* begin *

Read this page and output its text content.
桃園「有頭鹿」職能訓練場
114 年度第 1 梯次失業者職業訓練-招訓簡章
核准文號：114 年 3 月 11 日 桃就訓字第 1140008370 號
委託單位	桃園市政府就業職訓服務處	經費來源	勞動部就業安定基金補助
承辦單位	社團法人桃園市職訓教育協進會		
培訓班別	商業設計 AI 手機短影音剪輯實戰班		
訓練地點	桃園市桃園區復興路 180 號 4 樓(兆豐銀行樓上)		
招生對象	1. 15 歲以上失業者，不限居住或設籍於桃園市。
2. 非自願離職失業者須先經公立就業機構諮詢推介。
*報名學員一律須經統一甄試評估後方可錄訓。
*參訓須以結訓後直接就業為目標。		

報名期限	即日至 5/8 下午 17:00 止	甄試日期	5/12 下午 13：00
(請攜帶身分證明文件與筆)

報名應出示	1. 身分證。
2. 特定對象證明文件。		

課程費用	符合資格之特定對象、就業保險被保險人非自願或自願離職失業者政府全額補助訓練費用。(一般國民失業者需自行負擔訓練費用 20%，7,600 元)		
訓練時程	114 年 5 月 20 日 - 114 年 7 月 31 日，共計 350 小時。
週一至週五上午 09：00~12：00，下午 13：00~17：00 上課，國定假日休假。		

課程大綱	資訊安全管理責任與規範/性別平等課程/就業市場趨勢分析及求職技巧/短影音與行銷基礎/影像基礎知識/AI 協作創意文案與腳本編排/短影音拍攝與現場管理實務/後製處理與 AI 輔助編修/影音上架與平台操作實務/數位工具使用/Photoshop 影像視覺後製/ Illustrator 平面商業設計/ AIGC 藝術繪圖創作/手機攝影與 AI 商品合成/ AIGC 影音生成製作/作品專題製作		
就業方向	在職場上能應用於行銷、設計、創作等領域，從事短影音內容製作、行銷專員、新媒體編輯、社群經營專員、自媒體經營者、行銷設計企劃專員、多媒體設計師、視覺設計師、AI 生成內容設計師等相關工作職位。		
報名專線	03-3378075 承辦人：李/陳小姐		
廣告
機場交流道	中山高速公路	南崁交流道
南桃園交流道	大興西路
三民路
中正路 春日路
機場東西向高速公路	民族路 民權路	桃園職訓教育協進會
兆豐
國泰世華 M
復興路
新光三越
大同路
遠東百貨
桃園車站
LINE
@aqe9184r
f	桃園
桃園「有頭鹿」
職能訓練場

* end *
* begin *

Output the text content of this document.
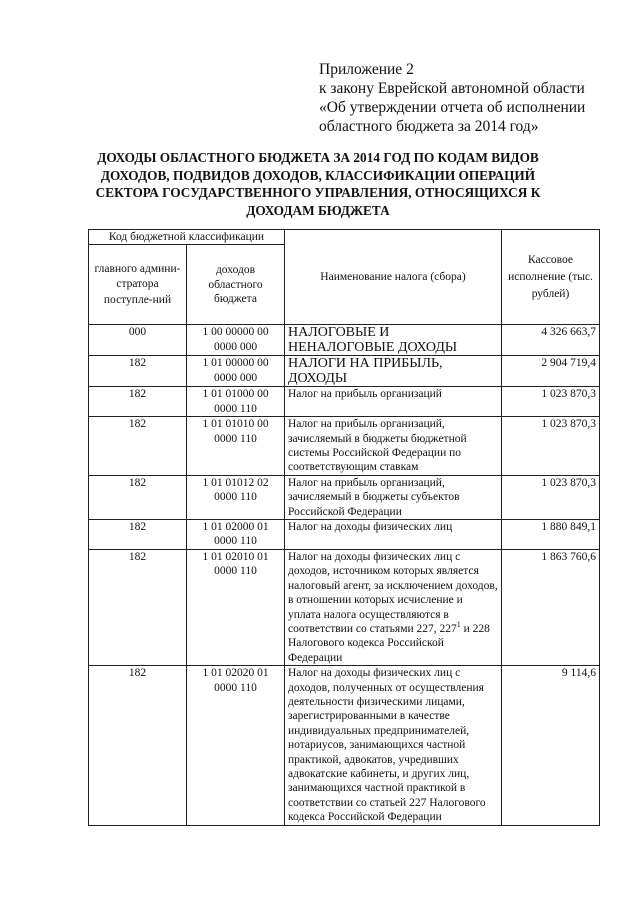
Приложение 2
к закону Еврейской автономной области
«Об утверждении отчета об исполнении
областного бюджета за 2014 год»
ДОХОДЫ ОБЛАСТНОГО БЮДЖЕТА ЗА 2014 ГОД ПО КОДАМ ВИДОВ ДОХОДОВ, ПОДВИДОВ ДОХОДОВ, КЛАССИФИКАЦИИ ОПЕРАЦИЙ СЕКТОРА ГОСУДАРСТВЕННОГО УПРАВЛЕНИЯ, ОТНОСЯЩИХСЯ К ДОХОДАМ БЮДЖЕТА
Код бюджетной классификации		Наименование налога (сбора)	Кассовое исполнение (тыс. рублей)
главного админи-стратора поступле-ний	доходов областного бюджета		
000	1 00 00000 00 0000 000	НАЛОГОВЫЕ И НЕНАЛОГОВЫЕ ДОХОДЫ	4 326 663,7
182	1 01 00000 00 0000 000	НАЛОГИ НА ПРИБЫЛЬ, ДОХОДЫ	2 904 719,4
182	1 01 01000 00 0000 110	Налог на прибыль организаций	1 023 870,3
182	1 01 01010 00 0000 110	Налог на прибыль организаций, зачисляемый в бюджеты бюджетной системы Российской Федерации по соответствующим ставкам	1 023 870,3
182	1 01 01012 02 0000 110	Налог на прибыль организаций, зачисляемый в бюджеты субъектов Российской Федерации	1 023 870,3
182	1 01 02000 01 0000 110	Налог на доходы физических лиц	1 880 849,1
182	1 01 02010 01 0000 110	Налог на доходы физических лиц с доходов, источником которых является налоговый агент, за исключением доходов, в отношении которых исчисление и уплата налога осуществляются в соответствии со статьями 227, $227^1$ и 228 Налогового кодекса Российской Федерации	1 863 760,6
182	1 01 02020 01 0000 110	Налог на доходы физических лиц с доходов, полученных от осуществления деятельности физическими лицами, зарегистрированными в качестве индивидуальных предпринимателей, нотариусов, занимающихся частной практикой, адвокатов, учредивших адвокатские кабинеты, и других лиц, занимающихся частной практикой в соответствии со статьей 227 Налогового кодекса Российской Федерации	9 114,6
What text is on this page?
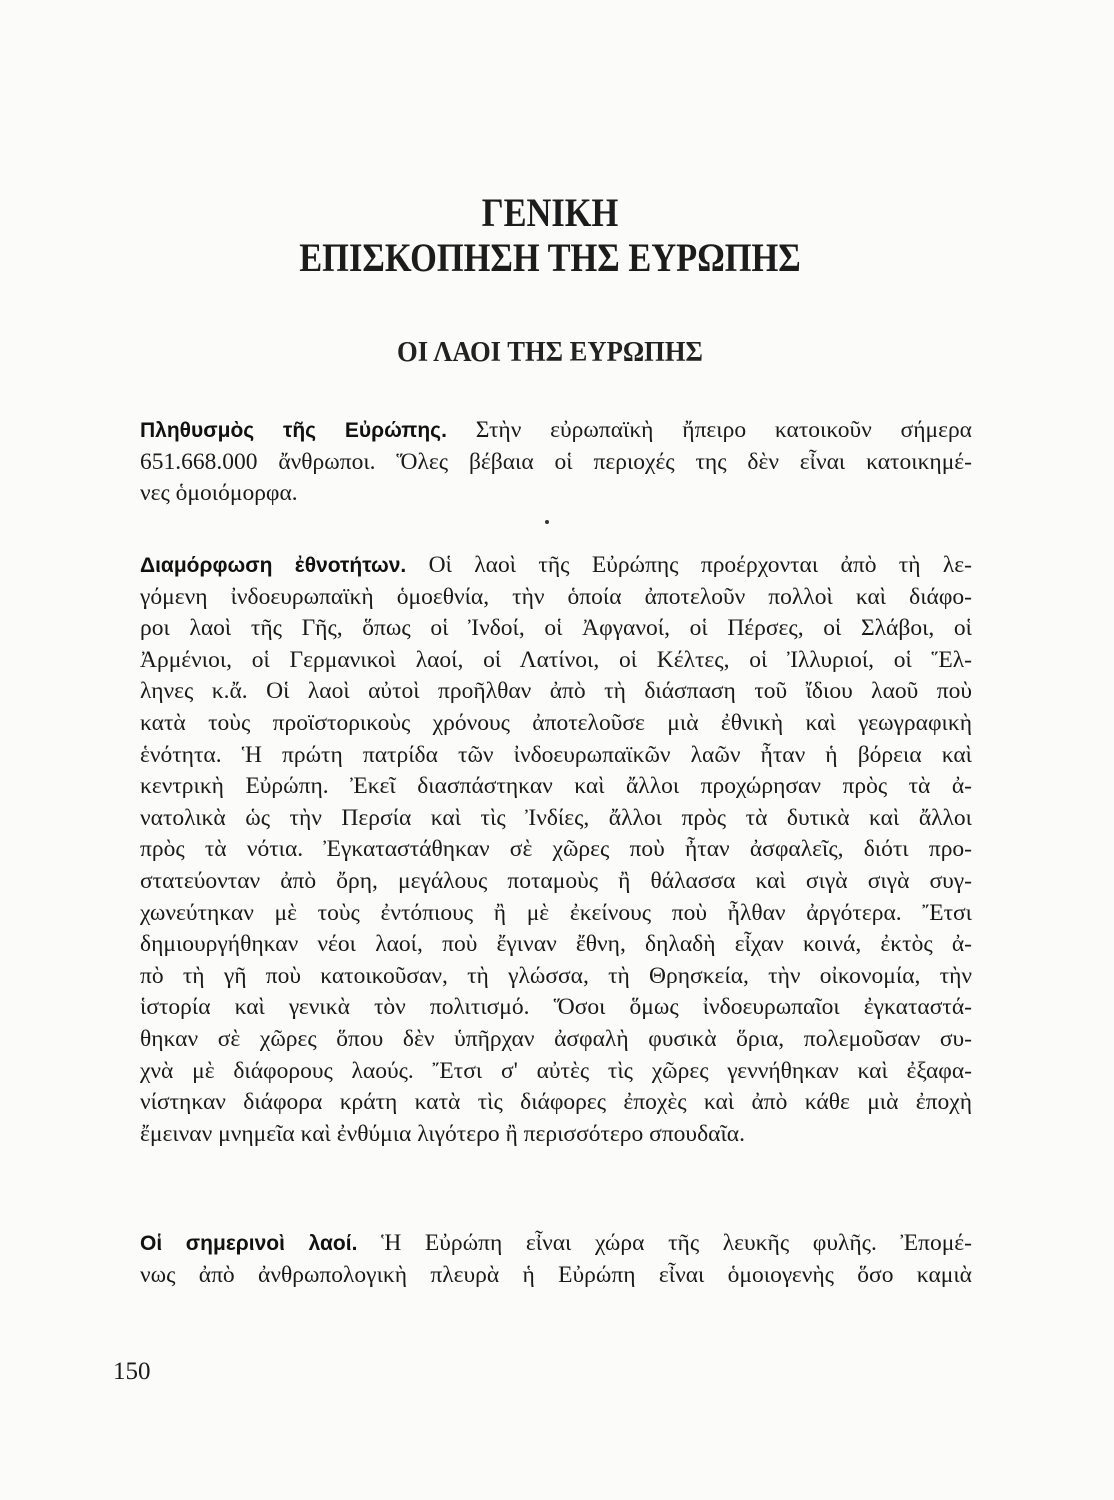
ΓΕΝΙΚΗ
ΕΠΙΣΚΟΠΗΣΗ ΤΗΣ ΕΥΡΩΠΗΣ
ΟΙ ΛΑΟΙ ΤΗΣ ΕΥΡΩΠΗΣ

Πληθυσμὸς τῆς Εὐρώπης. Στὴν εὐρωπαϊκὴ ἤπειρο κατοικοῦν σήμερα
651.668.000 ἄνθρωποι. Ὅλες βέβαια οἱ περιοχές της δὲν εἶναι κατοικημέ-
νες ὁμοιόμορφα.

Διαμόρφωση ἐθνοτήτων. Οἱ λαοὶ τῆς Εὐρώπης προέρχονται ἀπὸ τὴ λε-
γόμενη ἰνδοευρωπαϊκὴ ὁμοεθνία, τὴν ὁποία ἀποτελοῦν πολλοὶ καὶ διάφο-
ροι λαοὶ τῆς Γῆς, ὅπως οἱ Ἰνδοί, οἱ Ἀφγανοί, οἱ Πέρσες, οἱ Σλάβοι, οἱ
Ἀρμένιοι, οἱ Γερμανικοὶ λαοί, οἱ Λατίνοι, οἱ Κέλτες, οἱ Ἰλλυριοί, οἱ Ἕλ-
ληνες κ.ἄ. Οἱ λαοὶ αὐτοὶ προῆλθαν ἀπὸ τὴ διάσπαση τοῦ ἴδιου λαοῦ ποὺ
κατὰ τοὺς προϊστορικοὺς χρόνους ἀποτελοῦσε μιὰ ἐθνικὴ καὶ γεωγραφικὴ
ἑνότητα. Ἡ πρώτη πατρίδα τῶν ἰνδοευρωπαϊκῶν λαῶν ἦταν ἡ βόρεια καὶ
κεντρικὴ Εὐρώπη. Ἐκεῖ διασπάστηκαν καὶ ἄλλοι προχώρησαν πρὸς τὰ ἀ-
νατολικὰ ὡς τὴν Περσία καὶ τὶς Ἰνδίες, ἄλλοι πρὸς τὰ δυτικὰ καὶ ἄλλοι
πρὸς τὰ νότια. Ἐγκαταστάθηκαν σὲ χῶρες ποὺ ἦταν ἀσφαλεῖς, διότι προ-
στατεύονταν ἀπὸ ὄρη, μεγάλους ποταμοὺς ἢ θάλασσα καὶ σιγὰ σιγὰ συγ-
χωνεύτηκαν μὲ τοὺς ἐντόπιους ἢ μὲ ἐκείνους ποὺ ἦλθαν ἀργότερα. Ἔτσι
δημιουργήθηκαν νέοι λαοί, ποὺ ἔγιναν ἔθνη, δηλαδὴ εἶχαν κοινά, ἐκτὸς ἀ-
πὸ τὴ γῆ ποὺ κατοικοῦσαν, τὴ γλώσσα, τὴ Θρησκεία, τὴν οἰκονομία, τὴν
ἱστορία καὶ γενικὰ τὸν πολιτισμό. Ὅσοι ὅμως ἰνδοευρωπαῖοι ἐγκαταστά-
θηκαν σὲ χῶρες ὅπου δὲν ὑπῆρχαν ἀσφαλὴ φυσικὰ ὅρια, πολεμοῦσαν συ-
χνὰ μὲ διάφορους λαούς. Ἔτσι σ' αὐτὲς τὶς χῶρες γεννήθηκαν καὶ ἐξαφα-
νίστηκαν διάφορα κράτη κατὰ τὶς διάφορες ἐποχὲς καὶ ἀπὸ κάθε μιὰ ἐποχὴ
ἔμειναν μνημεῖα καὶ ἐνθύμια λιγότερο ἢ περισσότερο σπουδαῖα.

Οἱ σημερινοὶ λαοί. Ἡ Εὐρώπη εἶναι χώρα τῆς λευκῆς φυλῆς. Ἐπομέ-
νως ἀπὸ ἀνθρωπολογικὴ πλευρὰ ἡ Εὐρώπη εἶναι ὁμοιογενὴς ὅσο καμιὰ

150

* end *

_Work required_
Give only the number of lines that include the word "Налогового".

_Solution for this problem_
2